Short task =
Find every line in the records below that holds the word "sure", and copy it out.

## Start The input

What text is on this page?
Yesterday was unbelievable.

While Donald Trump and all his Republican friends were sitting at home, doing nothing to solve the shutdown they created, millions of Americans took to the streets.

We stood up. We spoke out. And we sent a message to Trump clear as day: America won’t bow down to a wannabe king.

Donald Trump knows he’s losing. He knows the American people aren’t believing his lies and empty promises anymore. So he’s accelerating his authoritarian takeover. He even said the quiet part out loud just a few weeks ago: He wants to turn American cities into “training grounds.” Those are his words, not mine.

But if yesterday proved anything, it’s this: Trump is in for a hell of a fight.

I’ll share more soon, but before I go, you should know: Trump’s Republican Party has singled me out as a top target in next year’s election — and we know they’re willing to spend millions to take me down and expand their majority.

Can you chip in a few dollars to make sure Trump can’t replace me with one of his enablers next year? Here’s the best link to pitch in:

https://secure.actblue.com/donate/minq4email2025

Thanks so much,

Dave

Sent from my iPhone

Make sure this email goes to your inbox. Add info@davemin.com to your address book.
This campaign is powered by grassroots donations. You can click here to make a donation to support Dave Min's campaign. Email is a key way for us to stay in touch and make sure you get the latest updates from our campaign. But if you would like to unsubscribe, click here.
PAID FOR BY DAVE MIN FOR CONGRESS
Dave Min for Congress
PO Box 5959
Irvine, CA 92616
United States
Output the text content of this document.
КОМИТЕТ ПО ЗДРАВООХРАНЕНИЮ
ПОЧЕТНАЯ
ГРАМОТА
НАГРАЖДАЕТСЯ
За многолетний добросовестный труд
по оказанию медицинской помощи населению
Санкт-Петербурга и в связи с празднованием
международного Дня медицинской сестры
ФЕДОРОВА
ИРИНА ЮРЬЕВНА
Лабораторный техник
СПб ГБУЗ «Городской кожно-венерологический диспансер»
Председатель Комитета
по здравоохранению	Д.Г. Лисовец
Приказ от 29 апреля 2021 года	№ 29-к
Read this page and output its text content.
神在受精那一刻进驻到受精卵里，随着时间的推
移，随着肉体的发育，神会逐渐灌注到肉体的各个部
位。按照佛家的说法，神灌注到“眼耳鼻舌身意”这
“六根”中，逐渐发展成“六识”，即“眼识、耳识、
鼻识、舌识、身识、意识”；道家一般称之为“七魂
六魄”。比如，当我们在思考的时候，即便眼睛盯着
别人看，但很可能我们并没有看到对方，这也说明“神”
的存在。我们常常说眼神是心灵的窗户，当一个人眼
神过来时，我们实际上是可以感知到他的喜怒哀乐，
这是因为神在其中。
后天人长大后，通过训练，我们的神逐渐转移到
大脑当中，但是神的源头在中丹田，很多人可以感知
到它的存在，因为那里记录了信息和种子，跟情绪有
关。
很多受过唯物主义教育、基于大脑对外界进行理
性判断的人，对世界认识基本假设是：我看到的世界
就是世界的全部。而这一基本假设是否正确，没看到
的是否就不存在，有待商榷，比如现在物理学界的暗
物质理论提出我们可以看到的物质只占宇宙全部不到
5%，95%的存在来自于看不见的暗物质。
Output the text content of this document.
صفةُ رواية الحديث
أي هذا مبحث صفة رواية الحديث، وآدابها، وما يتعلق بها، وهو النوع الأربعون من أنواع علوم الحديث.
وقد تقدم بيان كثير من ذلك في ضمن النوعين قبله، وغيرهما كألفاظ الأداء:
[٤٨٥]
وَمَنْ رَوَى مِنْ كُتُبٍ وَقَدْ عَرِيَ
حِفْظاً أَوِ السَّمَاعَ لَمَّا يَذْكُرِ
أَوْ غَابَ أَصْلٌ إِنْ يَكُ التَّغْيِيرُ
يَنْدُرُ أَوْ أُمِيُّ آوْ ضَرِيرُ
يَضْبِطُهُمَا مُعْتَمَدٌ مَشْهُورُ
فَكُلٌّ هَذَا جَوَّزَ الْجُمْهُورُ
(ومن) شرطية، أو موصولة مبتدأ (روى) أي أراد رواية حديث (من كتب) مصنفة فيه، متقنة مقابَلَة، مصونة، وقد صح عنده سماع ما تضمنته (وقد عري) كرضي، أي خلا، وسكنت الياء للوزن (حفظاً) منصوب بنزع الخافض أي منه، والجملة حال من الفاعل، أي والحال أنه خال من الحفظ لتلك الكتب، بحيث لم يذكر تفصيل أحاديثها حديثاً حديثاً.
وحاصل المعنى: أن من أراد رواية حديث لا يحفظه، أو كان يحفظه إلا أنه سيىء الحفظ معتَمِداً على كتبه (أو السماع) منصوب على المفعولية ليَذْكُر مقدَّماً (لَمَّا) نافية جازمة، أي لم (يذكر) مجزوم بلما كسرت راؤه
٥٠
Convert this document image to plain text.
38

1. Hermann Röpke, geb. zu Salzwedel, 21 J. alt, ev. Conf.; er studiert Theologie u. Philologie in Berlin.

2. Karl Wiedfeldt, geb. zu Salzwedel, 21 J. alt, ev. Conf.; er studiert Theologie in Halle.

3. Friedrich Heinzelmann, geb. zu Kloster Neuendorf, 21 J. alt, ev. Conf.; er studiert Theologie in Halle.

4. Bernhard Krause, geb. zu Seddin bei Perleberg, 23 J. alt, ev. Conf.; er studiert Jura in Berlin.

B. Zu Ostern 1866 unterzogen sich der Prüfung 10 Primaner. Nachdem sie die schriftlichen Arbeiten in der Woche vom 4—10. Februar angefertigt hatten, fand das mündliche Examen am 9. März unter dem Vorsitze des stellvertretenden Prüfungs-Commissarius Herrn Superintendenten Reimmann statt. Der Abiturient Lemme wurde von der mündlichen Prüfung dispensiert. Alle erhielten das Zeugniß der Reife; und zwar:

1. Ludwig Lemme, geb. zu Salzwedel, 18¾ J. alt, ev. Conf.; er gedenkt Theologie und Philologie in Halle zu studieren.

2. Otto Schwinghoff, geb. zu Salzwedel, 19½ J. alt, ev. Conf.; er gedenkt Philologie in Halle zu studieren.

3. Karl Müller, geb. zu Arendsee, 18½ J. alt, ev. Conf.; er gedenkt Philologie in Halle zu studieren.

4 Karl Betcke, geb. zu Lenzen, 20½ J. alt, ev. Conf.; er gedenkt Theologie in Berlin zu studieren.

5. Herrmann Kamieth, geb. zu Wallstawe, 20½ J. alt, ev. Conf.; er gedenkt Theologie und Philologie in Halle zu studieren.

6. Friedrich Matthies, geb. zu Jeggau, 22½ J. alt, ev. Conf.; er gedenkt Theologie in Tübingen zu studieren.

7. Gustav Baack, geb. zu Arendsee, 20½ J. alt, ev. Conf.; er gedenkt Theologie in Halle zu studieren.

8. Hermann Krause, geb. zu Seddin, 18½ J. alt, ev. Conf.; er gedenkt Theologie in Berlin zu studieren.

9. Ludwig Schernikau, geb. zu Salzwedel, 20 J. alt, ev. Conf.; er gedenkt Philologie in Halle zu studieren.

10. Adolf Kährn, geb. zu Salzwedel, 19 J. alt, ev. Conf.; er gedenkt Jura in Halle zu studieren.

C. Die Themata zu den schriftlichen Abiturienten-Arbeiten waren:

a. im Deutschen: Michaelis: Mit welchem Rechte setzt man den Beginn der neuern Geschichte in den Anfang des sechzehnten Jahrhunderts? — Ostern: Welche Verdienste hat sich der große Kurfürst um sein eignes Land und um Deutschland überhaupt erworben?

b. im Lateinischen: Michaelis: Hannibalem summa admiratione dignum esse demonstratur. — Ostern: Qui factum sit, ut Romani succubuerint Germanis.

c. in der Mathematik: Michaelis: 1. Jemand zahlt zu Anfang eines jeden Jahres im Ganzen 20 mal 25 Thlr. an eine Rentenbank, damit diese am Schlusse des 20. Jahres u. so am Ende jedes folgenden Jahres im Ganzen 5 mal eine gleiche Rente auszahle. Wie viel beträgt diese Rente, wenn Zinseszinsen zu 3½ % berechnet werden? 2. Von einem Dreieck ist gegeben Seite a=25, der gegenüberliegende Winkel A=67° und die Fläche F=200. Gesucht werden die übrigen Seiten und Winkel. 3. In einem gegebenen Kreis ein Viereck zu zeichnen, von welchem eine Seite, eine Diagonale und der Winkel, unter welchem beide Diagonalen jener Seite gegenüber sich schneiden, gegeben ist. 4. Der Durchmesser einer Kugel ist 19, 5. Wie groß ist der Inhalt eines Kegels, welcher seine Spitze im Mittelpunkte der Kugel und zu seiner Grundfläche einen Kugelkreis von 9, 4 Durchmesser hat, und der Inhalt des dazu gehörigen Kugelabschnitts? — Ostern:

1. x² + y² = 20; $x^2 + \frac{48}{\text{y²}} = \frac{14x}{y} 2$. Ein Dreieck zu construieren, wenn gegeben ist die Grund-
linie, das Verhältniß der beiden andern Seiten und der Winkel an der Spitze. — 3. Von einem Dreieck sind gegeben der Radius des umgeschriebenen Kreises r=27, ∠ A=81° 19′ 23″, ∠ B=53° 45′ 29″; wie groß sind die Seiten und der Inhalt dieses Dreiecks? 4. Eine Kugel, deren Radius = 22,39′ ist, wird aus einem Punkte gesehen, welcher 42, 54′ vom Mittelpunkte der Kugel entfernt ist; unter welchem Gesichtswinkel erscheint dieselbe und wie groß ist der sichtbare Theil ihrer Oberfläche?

## End The input

Task output =
Can you chip in a few dollars to make sure Trump can’t replace me with one of his enablers next year? Here’s the best link to pitch in:
Make sure this email goes to your inbox. Add info@davemin.com to your address book.
This campaign is powered by grassroots donations. You can click here to make a donation to support Dave Min's campaign. Email is a key way for us to stay in touch and make sure you get the latest updates from our campaign. But if you would like to unsubscribe, click here.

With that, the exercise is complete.